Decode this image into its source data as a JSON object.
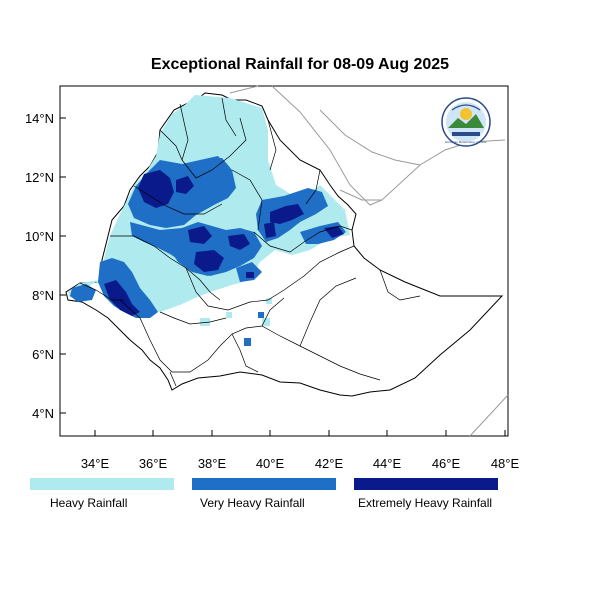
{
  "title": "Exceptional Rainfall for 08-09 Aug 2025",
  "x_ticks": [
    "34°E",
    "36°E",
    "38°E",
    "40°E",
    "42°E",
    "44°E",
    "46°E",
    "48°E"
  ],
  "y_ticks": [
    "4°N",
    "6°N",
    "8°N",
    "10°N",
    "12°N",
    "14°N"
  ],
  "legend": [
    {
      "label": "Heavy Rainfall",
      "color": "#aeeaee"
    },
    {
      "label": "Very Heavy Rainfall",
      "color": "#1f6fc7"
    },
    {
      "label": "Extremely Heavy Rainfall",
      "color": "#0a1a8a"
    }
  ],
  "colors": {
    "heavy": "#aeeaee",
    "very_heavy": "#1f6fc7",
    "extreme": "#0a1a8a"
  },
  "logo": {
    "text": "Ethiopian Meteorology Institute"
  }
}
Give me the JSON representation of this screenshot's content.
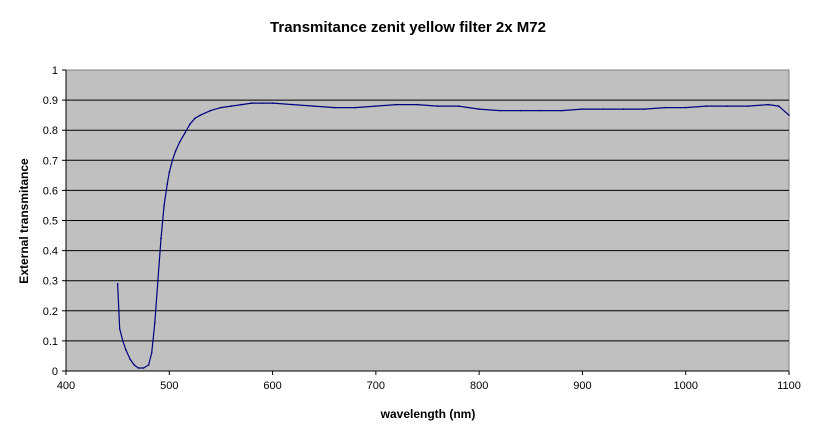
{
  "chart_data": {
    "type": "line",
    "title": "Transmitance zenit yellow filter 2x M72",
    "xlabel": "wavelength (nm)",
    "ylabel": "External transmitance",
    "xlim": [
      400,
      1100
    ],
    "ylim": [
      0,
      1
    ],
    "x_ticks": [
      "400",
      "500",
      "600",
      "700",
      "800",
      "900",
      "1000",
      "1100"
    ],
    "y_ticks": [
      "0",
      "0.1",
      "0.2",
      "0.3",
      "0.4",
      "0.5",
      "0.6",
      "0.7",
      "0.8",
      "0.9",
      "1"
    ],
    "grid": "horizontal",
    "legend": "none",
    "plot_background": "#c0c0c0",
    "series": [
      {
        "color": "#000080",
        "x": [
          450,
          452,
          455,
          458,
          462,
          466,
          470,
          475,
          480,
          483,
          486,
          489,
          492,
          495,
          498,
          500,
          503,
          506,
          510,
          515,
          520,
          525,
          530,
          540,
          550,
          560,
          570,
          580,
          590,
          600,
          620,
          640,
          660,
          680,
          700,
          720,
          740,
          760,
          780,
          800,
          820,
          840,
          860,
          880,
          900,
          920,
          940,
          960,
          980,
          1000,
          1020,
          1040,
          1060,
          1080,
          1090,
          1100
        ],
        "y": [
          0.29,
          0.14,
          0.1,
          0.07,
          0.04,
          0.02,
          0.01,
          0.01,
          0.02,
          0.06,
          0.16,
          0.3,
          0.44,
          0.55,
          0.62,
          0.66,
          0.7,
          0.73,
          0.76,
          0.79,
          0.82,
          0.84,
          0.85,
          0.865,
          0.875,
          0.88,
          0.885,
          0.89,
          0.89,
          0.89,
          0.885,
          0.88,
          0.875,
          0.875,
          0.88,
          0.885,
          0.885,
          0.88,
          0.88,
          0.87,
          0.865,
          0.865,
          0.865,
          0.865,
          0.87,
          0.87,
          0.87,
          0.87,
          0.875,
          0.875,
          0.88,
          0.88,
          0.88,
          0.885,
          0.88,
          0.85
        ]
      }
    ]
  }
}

########

● **What is required**:
Report the number of lines that contain "this", with no other words.

● **Complete answer**:
2